In the last couple of weeks I’ve had a couple of incidents with my daughters that were totally frustrating to me. And of course, there is always commentary from the peanut gallery (read parents) on how I’m handling parenting, whether my daughters- esp. my younger one are growing up to be little delinquents. I don’t know which is more frustrating- the disciplinary problem, or the peanut gallery commentary.
It all started the other night on my way home… I got a call from BigA… saying that littleA just put Elmer’s glue in her dinner. You might ask what the responsible adult in charge was doing when littleA had the glue bottle poised over the plate-… I’ve been asking, but haven’t quite figured out how a glue bottle made it to the table during dinner. I was relating this story to my mother, and the first words out of her mouth were something to the effect of – that little kid is a complete terror.! Great. There is pretty much no faster way to shut down my desire to talk to my mother, than when she makes comments like that.

Labeled box records:
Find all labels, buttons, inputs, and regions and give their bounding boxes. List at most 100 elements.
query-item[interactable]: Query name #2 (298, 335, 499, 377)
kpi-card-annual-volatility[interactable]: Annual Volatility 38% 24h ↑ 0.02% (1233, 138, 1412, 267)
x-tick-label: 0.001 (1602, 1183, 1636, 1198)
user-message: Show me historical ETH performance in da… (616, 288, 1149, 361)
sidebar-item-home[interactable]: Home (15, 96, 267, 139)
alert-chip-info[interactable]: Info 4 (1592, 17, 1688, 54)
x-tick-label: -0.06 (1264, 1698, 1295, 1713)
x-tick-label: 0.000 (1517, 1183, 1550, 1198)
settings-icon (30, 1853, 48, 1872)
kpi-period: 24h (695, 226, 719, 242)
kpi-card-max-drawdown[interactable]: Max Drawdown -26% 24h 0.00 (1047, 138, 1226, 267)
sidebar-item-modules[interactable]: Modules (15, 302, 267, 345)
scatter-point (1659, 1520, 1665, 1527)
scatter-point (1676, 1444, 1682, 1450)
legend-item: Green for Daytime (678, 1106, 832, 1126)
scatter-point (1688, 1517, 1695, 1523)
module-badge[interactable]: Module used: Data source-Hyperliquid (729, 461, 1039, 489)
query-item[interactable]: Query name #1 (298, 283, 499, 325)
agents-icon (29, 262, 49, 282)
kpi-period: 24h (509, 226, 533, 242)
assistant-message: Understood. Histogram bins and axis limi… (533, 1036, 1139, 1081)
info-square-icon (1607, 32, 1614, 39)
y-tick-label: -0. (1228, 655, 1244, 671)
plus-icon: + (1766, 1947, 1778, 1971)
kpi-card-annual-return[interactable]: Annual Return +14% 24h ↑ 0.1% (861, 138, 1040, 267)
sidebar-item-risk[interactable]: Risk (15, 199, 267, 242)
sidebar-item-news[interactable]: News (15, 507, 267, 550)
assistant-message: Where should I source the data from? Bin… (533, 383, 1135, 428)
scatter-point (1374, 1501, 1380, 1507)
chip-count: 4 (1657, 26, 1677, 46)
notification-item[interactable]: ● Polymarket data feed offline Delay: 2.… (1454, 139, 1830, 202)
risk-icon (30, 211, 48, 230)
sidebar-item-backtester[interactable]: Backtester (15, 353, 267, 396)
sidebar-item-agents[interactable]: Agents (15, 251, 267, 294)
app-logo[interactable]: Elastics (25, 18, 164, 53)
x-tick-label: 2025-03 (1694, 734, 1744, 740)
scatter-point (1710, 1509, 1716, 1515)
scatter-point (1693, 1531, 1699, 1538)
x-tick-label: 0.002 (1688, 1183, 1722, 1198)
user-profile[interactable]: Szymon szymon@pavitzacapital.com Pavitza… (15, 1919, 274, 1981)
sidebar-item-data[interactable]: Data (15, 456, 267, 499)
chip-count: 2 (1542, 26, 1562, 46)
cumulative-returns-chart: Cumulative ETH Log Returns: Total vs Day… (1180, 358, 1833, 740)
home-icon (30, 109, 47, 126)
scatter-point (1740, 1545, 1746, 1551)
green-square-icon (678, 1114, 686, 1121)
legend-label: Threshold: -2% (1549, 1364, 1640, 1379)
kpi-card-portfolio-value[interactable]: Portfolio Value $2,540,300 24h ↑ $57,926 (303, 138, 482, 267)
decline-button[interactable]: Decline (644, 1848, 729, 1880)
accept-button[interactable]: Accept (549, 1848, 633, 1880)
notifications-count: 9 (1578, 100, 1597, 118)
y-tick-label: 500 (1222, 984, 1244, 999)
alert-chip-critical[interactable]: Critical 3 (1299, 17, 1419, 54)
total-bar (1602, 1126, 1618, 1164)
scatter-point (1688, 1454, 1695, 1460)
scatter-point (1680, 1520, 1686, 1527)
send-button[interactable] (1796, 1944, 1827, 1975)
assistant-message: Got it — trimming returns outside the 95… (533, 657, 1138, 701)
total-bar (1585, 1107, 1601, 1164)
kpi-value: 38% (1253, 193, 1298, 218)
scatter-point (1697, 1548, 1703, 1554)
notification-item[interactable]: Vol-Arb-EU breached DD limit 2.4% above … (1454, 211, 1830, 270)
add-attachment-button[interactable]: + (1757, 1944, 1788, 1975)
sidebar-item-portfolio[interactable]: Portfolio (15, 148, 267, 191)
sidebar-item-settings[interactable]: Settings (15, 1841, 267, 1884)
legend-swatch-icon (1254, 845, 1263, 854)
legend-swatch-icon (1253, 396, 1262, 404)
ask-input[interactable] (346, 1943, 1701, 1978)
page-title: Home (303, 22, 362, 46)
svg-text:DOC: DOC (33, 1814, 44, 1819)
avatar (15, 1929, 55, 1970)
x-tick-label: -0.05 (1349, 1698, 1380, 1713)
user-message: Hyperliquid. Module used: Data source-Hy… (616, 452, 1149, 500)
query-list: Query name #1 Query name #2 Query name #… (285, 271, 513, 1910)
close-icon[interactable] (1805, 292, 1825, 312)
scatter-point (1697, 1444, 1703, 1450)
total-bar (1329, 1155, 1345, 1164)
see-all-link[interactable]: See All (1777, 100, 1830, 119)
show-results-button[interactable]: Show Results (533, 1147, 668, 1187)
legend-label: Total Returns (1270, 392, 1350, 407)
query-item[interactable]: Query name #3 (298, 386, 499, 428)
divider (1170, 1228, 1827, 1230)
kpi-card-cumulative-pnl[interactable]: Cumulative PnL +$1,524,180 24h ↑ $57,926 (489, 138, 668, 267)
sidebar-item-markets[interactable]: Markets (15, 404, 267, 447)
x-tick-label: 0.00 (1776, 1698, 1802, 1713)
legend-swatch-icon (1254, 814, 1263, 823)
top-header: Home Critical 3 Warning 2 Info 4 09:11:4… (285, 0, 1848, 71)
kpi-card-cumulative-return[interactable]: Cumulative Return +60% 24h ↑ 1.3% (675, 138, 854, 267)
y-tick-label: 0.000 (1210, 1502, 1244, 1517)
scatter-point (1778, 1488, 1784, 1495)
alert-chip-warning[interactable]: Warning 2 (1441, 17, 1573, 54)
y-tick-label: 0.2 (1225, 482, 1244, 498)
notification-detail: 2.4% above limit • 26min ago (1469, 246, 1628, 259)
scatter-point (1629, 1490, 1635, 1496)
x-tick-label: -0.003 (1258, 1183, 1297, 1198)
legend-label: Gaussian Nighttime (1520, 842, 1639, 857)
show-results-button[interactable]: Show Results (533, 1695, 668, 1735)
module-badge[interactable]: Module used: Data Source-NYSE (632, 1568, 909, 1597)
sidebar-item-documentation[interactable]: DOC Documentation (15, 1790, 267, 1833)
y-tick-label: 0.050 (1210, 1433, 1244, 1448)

_Task set:_
A) Rename "scatter-point" to "plot-marker" in the records, from their first line through the line containing "x-tick-label: 2025-03 (1694, 734, 1744, 740)", both ends included, and reproduce only those lines with every other character unchanged.
B) Take the parenting excerpt further, picking up right after its final sentence.
The parenting excerpt and the records have nothing to do with each other.

_Per-task outputs:_
A)
Find all labels, buttons, inputs, and regions and give their bounding boxes. List at most 100 elements.
query-item[interactable]: Query name #2 (298, 335, 499, 377)
kpi-card-annual-volatility[interactable]: Annual Volatility 38% 24h ↑ 0.02% (1233, 138, 1412, 267)
x-tick-label: 0.001 (1602, 1183, 1636, 1198)
user-message: Show me historical ETH performance in da… (616, 288, 1149, 361)
sidebar-item-home[interactable]: Home (15, 96, 267, 139)
alert-chip-info[interactable]: Info 4 (1592, 17, 1688, 54)
x-tick-label: -0.06 (1264, 1698, 1295, 1713)
x-tick-label: 0.000 (1517, 1183, 1550, 1198)
settings-icon (30, 1853, 48, 1872)
kpi-period: 24h (695, 226, 719, 242)
kpi-card-max-drawdown[interactable]: Max Drawdown -26% 24h 0.00 (1047, 138, 1226, 267)
sidebar-item-modules[interactable]: Modules (15, 302, 267, 345)
plot-marker (1659, 1520, 1665, 1527)
plot-marker (1676, 1444, 1682, 1450)
legend-item: Green for Daytime (678, 1106, 832, 1126)
plot-marker (1688, 1517, 1695, 1523)
module-badge[interactable]: Module used: Data source-Hyperliquid (729, 461, 1039, 489)
query-item[interactable]: Query name #1 (298, 283, 499, 325)
agents-icon (29, 262, 49, 282)
kpi-period: 24h (509, 226, 533, 242)
assistant-message: Understood. Histogram bins and axis limi… (533, 1036, 1139, 1081)
info-square-icon (1607, 32, 1614, 39)
y-tick-label: -0. (1228, 655, 1244, 671)
plus-icon: + (1766, 1947, 1778, 1971)
kpi-card-annual-return[interactable]: Annual Return +14% 24h ↑ 0.1% (861, 138, 1040, 267)
sidebar-item-risk[interactable]: Risk (15, 199, 267, 242)
sidebar-item-news[interactable]: News (15, 507, 267, 550)
assistant-message: Where should I source the data from? Bin… (533, 383, 1135, 428)
plot-marker (1374, 1501, 1380, 1507)
chip-count: 4 (1657, 26, 1677, 46)
notification-item[interactable]: ● Polymarket data feed offline Delay: 2.… (1454, 139, 1830, 202)
risk-icon (30, 211, 48, 230)
sidebar-item-backtester[interactable]: Backtester (15, 353, 267, 396)
sidebar-item-agents[interactable]: Agents (15, 251, 267, 294)
app-logo[interactable]: Elastics (25, 18, 164, 53)
x-tick-label: 2025-03 (1694, 734, 1744, 740)

B)
I haven’t written a word about this, because it is difficult for me. LittleA’s like that little girl who had a little curl on her forehead… you know the one… when she was good she was very very good… and when she was bad, she was horrid. Yeah. That’s the one. LittleA is a very challenging child to parent-she’s far more stubborn, she can be a bully at times, and she is very tall and strong for her age- but she is also the absolute most loving and caring child, she is extremely gregarious and everyone in school knows her. The discipline techniques that worked well with BigA at the same age (actually, even the threat of time out would send BigA into such hysterics that we only ever put her in time out twice I think)… does not work AT ALL on LittleA. She’s just a totally different kid- punishment is not a very effective disciplinary technique with her, and I must constantly pay attention to where she is and what she is doing because she is likely to get herself into trouble if I don’t. This has led lots of people, the peanut gallery and others, to label her as a difficult child- and to ascribe responsibility for her character to her parent’s parenting ability. At least that’s how it feels from the inside…. and it overwhelms me a times. Like when my mother feels she needs to point these things out to me. again.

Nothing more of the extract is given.